--- START OF Records ---

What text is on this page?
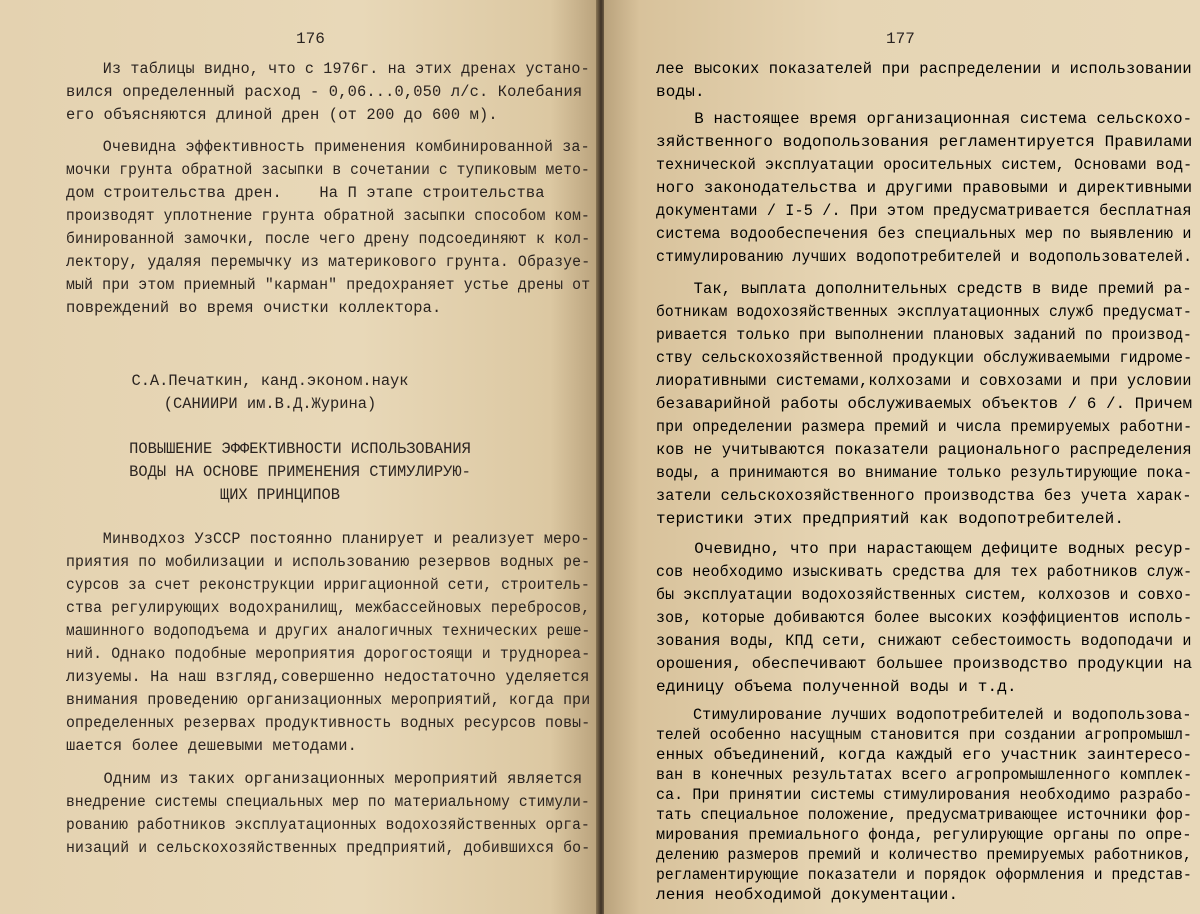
176
Из таблицы видно, что с 1976г. на этих дренах устано-
вился определенный расход - 0,06...0,050 л/с. Колебания
его объясняются длиной дрен (от 200 до 600 м).
Очевидна эффективность применения комбинированной за-
мочки грунта обратной засыпки в сочетании с тупиковым мето-
дом строительства дрен.    На П этапе строительства
производят уплотнение грунта обратной засыпки способом ком-
бинированной замочки, после чего дрену подсоединяют к кол-
лектору, удаляя перемычку из материкового грунта. Образуе-
мый при этом приемный "карман" предохраняет устье дрены от
повреждений во время очистки коллектора.
С.А.Печаткин, канд.эконом.наук
(САНИИРИ им.В.Д.Журина)
ПОВЫШЕНИЕ ЭФФЕКТИВНОСТИ ИСПОЛЬЗОВАНИЯ
ВОДЫ НА ОСНОВЕ ПРИМЕНЕНИЯ СТИМУЛИРУЮ-
ЩИХ ПРИНЦИПОВ
Минводхоз УзССР постоянно планирует и реализует меро-
приятия по мобилизации и использованию резервов водных ре-
сурсов за счет реконструкции ирригационной сети, строитель-
ства регулирующих водохранилищ, межбассейновых перебросов,
машинного водоподъема и других аналогичных технических реше-
ний. Однако подобные мероприятия дорогостоящи и труднореа-
лизуемы. На наш взгляд,совершенно недостаточно уделяется
внимания проведению организационных мероприятий, когда при
определенных резервах продуктивность водных ресурсов повы-
шается более дешевыми методами.
Одним из таких организационных мероприятий является
внедрение системы специальных мер по материальному стимули-
рованию работников эксплуатационных водохозяйственных орга-
низаций и сельскохозяйственных предприятий, добившихся бо-
177
лее высоких показателей при распределении и использовании
воды.
В настоящее время организационная система сельскохо-
зяйственного водопользования регламентируется Правилами
технической эксплуатации оросительных систем, Основами вод-
ного законодательства и другими правовыми и директивными
документами / I-5 /. При этом предусматривается бесплатная
система водообеспечения без специальных мер по выявлению и
стимулированию лучших водопотребителей и водопользователей.
Так, выплата дополнительных средств в виде премий ра-
ботникам водохозяйственных эксплуатационных служб предусмат-
ривается только при выполнении плановых заданий по производ-
ству сельскохозяйственной продукции обслуживаемыми гидроме-
лиоративными системами,колхозами и совхозами и при условии
безаварийной работы обслуживаемых объектов / 6 /. Причем
при определении размера премий и числа премируемых работни-
ков не учитываются показатели рационального распределения
воды, а принимаются во внимание только результирующие пока-
затели сельскохозяйственного производства без учета харак-
теристики этих предприятий как водопотребителей.
Очевидно, что при нарастающем дефиците водных ресур-
сов необходимо изыскивать средства для тех работников служ-
бы эксплуатации водохозяйственных систем, колхозов и совхо-
зов, которые добиваются более высоких коэффициентов исполь-
зования воды, КПД сети, снижают себестоимость водоподачи и
орошения, обеспечивают большее производство продукции на
единицу объема полученной воды и т.д.
Стимулирование лучших водопотребителей и водопользова-
телей особенно насущным становится при создании агропромышл-
енных объединений, когда каждый его участник заинтересо-
ван в конечных результатах всего агропромышленного комплек-
са. При принятии системы стимулирования необходимо разрабо-
тать специальное положение, предусматривающее источники фор-
мирования премиального фонда, регулирующие органы по опре-
делению размеров премий и количество премируемых работников,
регламентирующие показатели и порядок оформления и представ-
ления необходимой документации.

--- END OF Records ---

Report only a number: how many lines in the material above contain the string "этих".

2